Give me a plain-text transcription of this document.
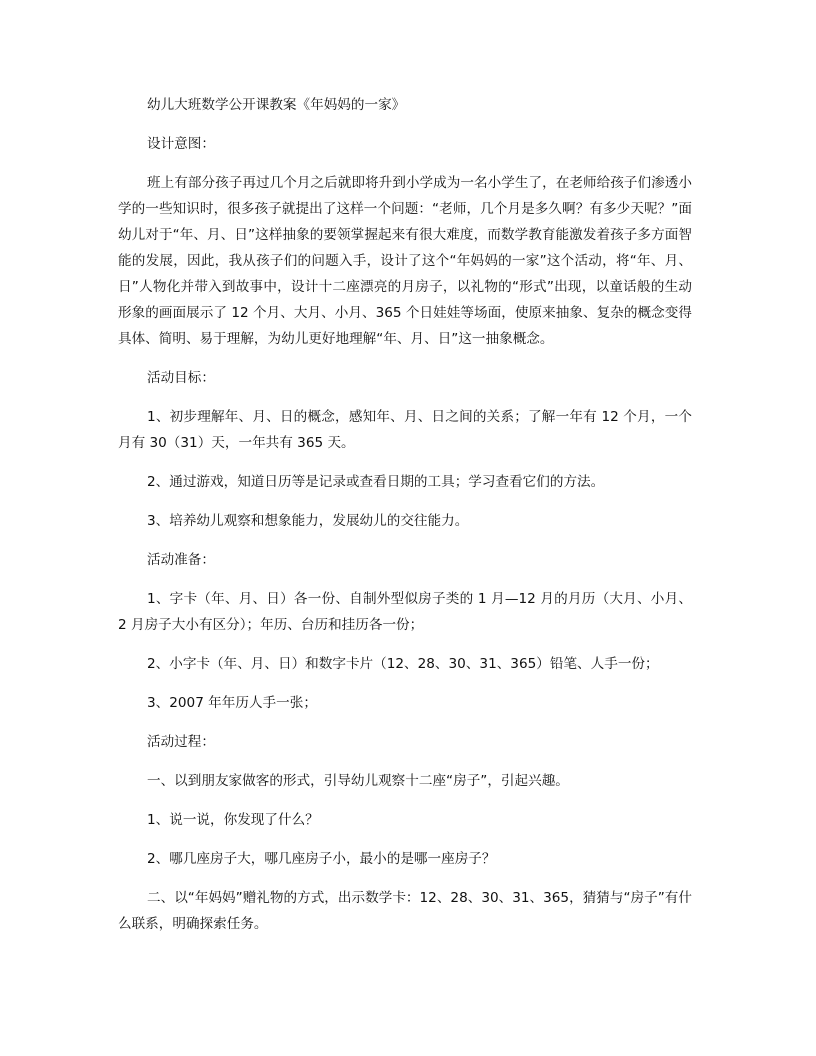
幼儿大班数学公开课教案《年妈妈的一家》

设计意图：

班上有部分孩子再过几个月之后就即将升到小学成为一名小学生了，在老师给孩子们渗透小学的一些知识时，很多孩子就提出了这样一个问题：“老师，几个月是多久啊？有多少天呢？”面幼儿对于“年、月、日”这样抽象的要领掌握起来有很大难度，而数学教育能激发着孩子多方面智能的发展，因此，我从孩子们的问题入手，设计了这个“年妈妈的一家”这个活动，将“年、月、日”人物化并带入到故事中，设计十二座漂亮的月房子，以礼物的“形式”出现，以童话般的生动形象的画面展示了 12 个月、大月、小月、365 个日娃娃等场面，使原来抽象、复杂的概念变得具体、简明、易于理解，为幼儿更好地理解“年、月、日”这一抽象概念。

活动目标：

1、初步理解年、月、日的概念，感知年、月、日之间的关系；了解一年有 12 个月，一个月有 30（31）天，一年共有 365 天。

2、通过游戏，知道日历等是记录或查看日期的工具；学习查看它们的方法。

3、培养幼儿观察和想象能力，发展幼儿的交往能力。

活动准备：

1、字卡（年、月、日）各一份、自制外型似房子类的 1 月—12 月的月历（大月、小月、2 月房子大小有区分）；年历、台历和挂历各一份；

2、小字卡（年、月、日）和数字卡片（12、28、30、31、365）铅笔、人手一份；

3、2007 年年历人手一张；

活动过程：

一、以到朋友家做客的形式，引导幼儿观察十二座“房子”，引起兴趣。

1、说一说，你发现了什么？

2、哪几座房子大，哪几座房子小，最小的是哪一座房子？

二、以“年妈妈”赠礼物的方式，出示数学卡：12、28、30、31、365，猜猜与“房子”有什么联系，明确探索任务。
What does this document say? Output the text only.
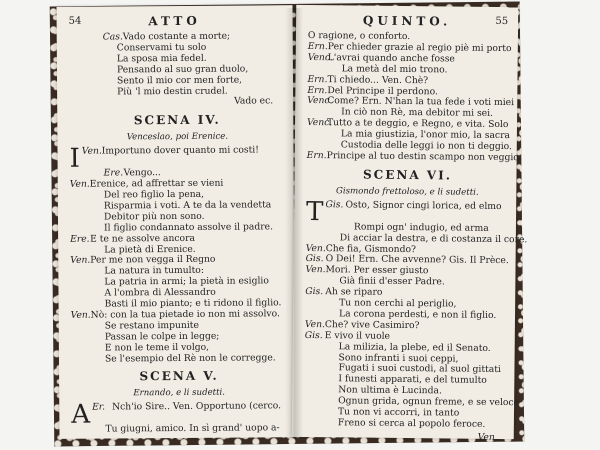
54	ATTO
Cas.Vado costante a morte;
Conservami tu solo
La sposa mia fedel.
Pensando al suo gran duolo,
Sento il mio cor men forte,
Più 'l mio destin crudel.
Vado ec.
SCENA IV.
Venceslao, poi Erenice.
Ven.
I Importuno dover quanto mi costi!
Ere.Vengo...
Ven.Erenice, ad affrettar se vieni
Del reo figlio la pena,
Risparmia i voti. A te da la vendetta
Debitor più non sono.
Il figlio condannato assolve il padre.
Ere.E te ne assolve ancora
La pietà di Erenice.
Ven.Per me non vegga il Regno
La natura in tumulto:
La patria in armi; la pietà in esiglio
A l'ombra di Alessandro
Basti il mio pianto; e ti ridono il figlio.
Ven.Nò: con la tua pietade io non mi assolvo.
Se restano impunite
Passan le colpe in legge;
E non le teme il volgo,
Se l'esempio del Rè non le corregge.
SCENA V.
Ernando, e li sudetti.
Er.
A Nch'io Sire.. Ven. Opportuno (cerco.
Tu giugni, amico. In sì grand' uopo a-
QUINTO.	55
O ragione, o conforto.
Ern.Per chieder grazie al regio piè mi porto
Venc.L'avrai quando anche fosse
La metà del mio trono.
Ern.Ti chiedo... Ven. Chè?
Ern.Del Principe il perdono.
Venc.Come? Ern. N'han la tua fede i voti miei
In ciò non Rè, ma debitor mi sei.
Venc.Tutto a te deggio, e Regno, e vita. Solo
La mia giustizia, l'onor mio, la sacra
Custodia delle leggi io non ti deggio.
Ern.Principe al tuo destin scampo non veggio.
SCENA VI.
Gismondo frettoloso, e li sudetti.
Gis.
T Osto, Signor cingi lorica, ed elmo
Rompi ogn' indugio, ed arma
Di acciar la destra, e di costanza il core.
Ven.Che fia, Gismondo?
Gis. O Dei! Ern. Che avvenne? Gis. Il Prèce.
Ven.Mori. Per esser giusto
Già finii d'esser Padre.
Gis. Ah se riparo
Tu non cerchi al periglio,
La corona perdesti, e non il figlio.
Ven.Che? vive Casimiro?
Gis. E vivo il vuole
La milizia, la plebe, ed il Senato.
Sono infranti i suoi ceppi,
Fugati i suoi custodi, al suol gittati
I funesti apparati, e del tumulto
Non ultima è Lucinda.
Ognun grida, ognun freme, e se veloce
Tu non vi accorri, in tanto
Freno si cerca al popolo feroce.
Ven.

#### Written request:
Pull out all lines of the data with the string "sudetti".

#### Expected output:
Ernando, e li sudetti.
Gismondo frettoloso, e li sudetti.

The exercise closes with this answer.